What you have to do
Lay out every line of the data below as a Markdown table with the columns "Row" and "Line," giving each line its row number and skipping blank lines.

(Labeled region entries)
****************
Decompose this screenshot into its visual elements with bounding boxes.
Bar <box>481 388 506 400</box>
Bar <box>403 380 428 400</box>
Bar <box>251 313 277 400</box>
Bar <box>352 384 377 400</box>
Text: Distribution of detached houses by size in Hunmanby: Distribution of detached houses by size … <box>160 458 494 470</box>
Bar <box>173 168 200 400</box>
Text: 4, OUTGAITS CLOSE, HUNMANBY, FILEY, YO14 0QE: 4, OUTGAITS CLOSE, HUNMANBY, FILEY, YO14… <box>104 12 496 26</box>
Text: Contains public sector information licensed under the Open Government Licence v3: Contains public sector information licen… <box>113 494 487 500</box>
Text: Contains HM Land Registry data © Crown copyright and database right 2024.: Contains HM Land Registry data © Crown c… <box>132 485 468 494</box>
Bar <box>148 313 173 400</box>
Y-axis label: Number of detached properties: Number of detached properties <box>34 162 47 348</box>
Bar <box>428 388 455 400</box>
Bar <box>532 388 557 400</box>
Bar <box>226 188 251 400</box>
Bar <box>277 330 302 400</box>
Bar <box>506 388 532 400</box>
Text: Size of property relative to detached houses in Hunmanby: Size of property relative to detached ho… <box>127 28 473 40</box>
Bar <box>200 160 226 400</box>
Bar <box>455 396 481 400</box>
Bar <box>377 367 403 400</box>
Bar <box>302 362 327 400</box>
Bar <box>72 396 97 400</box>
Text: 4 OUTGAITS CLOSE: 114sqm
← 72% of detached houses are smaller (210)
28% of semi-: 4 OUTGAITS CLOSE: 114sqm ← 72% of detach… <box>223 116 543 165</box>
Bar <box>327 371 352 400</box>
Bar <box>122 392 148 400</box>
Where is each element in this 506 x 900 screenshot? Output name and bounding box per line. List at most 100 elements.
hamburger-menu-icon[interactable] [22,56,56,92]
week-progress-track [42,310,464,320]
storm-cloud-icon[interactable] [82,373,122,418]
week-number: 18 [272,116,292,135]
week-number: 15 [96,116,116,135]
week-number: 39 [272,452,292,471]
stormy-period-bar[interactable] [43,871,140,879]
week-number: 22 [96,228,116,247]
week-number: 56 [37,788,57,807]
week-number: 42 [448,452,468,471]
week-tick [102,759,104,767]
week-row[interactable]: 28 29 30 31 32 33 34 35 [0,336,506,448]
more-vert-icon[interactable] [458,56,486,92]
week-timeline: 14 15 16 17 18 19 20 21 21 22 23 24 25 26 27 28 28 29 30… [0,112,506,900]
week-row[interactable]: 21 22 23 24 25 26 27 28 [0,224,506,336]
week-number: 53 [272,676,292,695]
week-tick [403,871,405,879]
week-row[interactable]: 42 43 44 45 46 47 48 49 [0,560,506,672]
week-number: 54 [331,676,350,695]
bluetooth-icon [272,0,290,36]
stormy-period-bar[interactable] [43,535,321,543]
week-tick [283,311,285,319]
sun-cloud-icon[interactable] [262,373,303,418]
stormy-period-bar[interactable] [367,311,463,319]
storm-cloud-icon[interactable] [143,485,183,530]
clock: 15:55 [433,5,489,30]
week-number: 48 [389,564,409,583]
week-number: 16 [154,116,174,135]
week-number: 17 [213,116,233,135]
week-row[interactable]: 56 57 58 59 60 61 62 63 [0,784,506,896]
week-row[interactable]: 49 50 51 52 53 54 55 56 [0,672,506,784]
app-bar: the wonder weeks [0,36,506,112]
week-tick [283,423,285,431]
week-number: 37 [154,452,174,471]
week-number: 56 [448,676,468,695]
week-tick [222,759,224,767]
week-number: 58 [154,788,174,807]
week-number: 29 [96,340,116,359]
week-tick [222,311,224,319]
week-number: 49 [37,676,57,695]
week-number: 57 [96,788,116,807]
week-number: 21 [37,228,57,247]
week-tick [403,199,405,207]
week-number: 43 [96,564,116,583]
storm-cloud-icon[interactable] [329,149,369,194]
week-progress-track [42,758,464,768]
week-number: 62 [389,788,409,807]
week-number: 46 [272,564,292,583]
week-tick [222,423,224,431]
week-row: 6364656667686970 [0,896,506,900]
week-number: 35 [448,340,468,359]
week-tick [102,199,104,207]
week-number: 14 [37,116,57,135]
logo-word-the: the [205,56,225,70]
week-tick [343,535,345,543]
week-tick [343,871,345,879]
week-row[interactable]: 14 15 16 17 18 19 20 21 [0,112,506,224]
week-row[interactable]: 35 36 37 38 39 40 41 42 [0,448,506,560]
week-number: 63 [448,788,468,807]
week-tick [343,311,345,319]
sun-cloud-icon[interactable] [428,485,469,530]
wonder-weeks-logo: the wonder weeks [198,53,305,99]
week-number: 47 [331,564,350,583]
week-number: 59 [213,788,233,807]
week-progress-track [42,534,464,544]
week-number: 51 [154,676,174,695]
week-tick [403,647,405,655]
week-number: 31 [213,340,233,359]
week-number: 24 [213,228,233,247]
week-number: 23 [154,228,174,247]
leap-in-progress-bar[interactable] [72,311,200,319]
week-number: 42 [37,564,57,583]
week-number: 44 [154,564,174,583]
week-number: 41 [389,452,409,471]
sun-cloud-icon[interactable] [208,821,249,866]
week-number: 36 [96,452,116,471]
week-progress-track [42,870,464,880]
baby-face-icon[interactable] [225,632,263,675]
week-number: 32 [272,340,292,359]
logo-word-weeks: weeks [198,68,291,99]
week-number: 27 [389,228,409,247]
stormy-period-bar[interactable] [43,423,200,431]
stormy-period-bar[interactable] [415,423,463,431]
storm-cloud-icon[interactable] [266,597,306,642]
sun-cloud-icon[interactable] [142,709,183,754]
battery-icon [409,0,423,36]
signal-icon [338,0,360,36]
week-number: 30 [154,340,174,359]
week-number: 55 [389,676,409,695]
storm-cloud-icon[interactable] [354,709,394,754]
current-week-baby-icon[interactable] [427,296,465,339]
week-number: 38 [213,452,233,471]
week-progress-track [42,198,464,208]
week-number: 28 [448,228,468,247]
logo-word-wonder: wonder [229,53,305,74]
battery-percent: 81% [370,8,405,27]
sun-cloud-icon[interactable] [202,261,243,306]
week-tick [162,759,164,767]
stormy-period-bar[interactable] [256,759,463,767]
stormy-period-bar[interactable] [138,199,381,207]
****************
The reply
| Row | Line |
|---|---|
| 1 | Decompose this screenshot into its visual elements with bounding boxes. |
| 2 | Bar <box>481 388 506 400</box> |
| 3 | Bar <box>403 380 428 400</box> |
| 4 | Bar <box>251 313 277 400</box> |
| 5 | Bar <box>352 384 377 400</box> |
| 6 | Text: Distribution of detached houses by size in Hunmanby: Distribution of detached houses by size … <box>160 458 494 470</box> |
| 7 | Bar <box>173 168 200 400</box> |
| 8 | Text: 4, OUTGAITS CLOSE, HUNMANBY, FILEY, YO14 0QE: 4, OUTGAITS CLOSE, HUNMANBY, FILEY, YO14… <box>104 12 496 26</box> |
| 9 | Text: Contains public sector information licensed under the Open Government Licence v3: Contains public sector information licen… <box>113 494 487 500</box> |
| 10 | Text: Contains HM Land Registry data © Crown copyright and database right 2024.: Contains HM Land Registry data © Crown c… <box>132 485 468 494</box> |
| 11 | Bar <box>148 313 173 400</box> |
| 12 | Y-axis label: Number of detached properties: Number of detached properties <box>34 162 47 348</box> |
| 13 | Bar <box>428 388 455 400</box> |
| 14 | Bar <box>532 388 557 400</box> |
| 15 | Bar <box>226 188 251 400</box> |
| 16 | Bar <box>277 330 302 400</box> |
| 17 | Bar <box>506 388 532 400</box> |
| 18 | Text: Size of property relative to detached houses in Hunmanby: Size of property relative to detached ho… <box>127 28 473 40</box> |
| 19 | Bar <box>200 160 226 400</box> |
| 20 | Bar <box>455 396 481 400</box> |
| 21 | Bar <box>377 367 403 400</box> |
| 22 | Bar <box>302 362 327 400</box> |
| 23 | Bar <box>72 396 97 400</box> |
| 24 | Text: 4 OUTGAITS CLOSE: 114sqm |
| 25 | ← 72% of detached houses are smaller (210) |
| 26 | 28% of semi-: 4 OUTGAITS CLOSE: 114sqm ← 72% of detach… <box>223 116 543 165</box> |
| 27 | Bar <box>327 371 352 400</box> |
| 28 | Bar <box>122 392 148 400</box> |
| 29 | Where is each element in this 506 x 900 screenshot? Output name and bounding box per line. List at most 100 elements. |
| 30 | hamburger-menu-icon[interactable] [22,56,56,92] |
| 31 | week-progress-track [42,310,464,320] |
| 32 | storm-cloud-icon[interactable] [82,373,122,418] |
| 33 | week-number: 18 [272,116,292,135] |
| 34 | week-number: 15 [96,116,116,135] |
| 35 | week-number: 39 [272,452,292,471] |
| 36 | stormy-period-bar[interactable] [43,871,140,879] |
| 37 | week-number: 22 [96,228,116,247] |
| 38 | week-number: 56 [37,788,57,807] |
| 39 | week-number: 42 [448,452,468,471] |
| 40 | week-tick [102,759,104,767] |
| 41 | week-row[interactable]: 28 29 30 31 32 33 34 35 [0,336,506,448] |
| 42 | more-vert-icon[interactable] [458,56,486,92] |
| 43 | week-timeline: 14 15 16 17 18 19 20 21 21 22 23 24 25 26 27 28 28 29 30… [0,112,506,900] |
| 44 | week-row[interactable]: 21 22 23 24 25 26 27 28 [0,224,506,336] |
| 45 | week-number: 53 [272,676,292,695] |
| 46 | week-tick [403,871,405,879] |
| 47 | week-row[interactable]: 42 43 44 45 46 47 48 49 [0,560,506,672] |
| 48 | week-number: 54 [331,676,350,695] |
| 49 | bluetooth-icon [272,0,290,36] |
| 50 | stormy-period-bar[interactable] [43,535,321,543] |
| 51 | week-tick [283,311,285,319] |
| 52 | sun-cloud-icon[interactable] [262,373,303,418] |
| 53 | stormy-period-bar[interactable] [367,311,463,319] |
| 54 | storm-cloud-icon[interactable] [143,485,183,530] |
| 55 | clock: 15:55 [433,5,489,30] |
| 56 | week-number: 48 [389,564,409,583] |
| 57 | week-number: 16 [154,116,174,135] |
| 58 | week-number: 17 [213,116,233,135] |
| 59 | week-row[interactable]: 56 57 58 59 60 61 62 63 [0,784,506,896] |
| 60 | week-row[interactable]: 49 50 51 52 53 54 55 56 [0,672,506,784] |
| 61 | app-bar: the wonder weeks [0,36,506,112] |
| 62 | week-tick [283,423,285,431] |
| 63 | week-number: 37 [154,452,174,471] |
| 64 | week-number: 56 [448,676,468,695] |
| 65 | week-tick [222,759,224,767] |
| 66 | week-number: 58 [154,788,174,807] |
| 67 | week-number: 29 [96,340,116,359] |
| 68 | week-tick [222,311,224,319] |
| 69 | week-number: 49 [37,676,57,695] |
| 70 | week-number: 57 [96,788,116,807] |
| 71 | week-number: 21 [37,228,57,247] |
| 72 | week-tick [403,199,405,207] |
| 73 | week-number: 43 [96,564,116,583] |
| 74 | storm-cloud-icon[interactable] [329,149,369,194] |
| 75 | week-progress-track [42,758,464,768] |
| 76 | week-number: 62 [389,788,409,807] |
| 77 | week-number: 46 [272,564,292,583] |
| 78 | week-tick [222,423,224,431] |
| 79 | week-row: 6364656667686970 [0,896,506,900] |
| 80 | week-number: 35 [448,340,468,359] |
| 81 | week-tick [102,199,104,207] |
| 82 | week-number: 14 [37,116,57,135] |
| 83 | logo-word-the: the [205,56,225,70] |
| 84 | week-tick [343,535,345,543] |
| 85 | week-tick [343,871,345,879] |
| 86 | week-row[interactable]: 14 15 16 17 18 19 20 21 [0,112,506,224] |
| 87 | week-row[interactable]: 35 36 37 38 39 40 41 42 [0,448,506,560] |
| 88 | week-number: 63 [448,788,468,807] |
| 89 | week-tick [343,311,345,319] |
| 90 | sun-cloud-icon[interactable] [428,485,469,530] |
| 91 | wonder-weeks-logo: the wonder weeks [198,53,305,99] |
| 92 | week-number: 47 [331,564,350,583] |
| 93 | week-number: 59 [213,788,233,807] |
| 94 | week-progress-track [42,534,464,544] |
| 95 | week-number: 51 [154,676,174,695] |
| 96 | week-tick [403,647,405,655] |
| 97 | week-number: 31 [213,340,233,359] |
| 98 | week-number: 24 [213,228,233,247] |
| 99 | week-number: 23 [154,228,174,247] |
| 100 | leap-in-progress-bar[interactable] [72,311,200,319] |
| 101 | week-number: 42 [37,564,57,583] |
| 102 | week-number: 44 [154,564,174,583] |
| 103 | week-number: 41 [389,452,409,471] |
| 104 | sun-cloud-icon[interactable] [208,821,249,866] |
| 105 | week-number: 36 [96,452,116,471] |
| 106 | week-progress-track [42,870,464,880] |
| 107 | baby-face-icon[interactable] [225,632,263,675] |
| 108 | week-number: 32 [272,340,292,359] |
| 109 | logo-word-weeks: weeks [198,68,291,99] |
| 110 | week-number: 27 [389,228,409,247] |
| 111 | stormy-period-bar[interactable] [43,423,200,431] |
| 112 | stormy-period-bar[interactable] [415,423,463,431] |
| 113 | storm-cloud-icon[interactable] [266,597,306,642] |
| 114 | sun-cloud-icon[interactable] [142,709,183,754] |
| 115 | battery-icon [409,0,423,36] |
| 116 | signal-icon [338,0,360,36] |
| 117 | week-number: 30 [154,340,174,359] |
| 118 | week-number: 55 [389,676,409,695] |
| 119 | storm-cloud-icon[interactable] [354,709,394,754] |
| 120 | current-week-baby-icon[interactable] [427,296,465,339] |
| 121 | week-number: 38 [213,452,233,471] |
| 122 | week-progress-track [42,198,464,208] |
| 123 | week-number: 28 [448,228,468,247] |
| 124 | logo-word-wonder: wonder [229,53,305,74] |
| 125 | battery-percent: 81% [370,8,405,27] |
| 126 | sun-cloud-icon[interactable] [202,261,243,306] |
| 127 | week-tick [162,759,164,767] |
| 128 | stormy-period-bar[interactable] [256,759,463,767] |
| 129 | stormy-period-bar[interactable] [138,199,381,207] |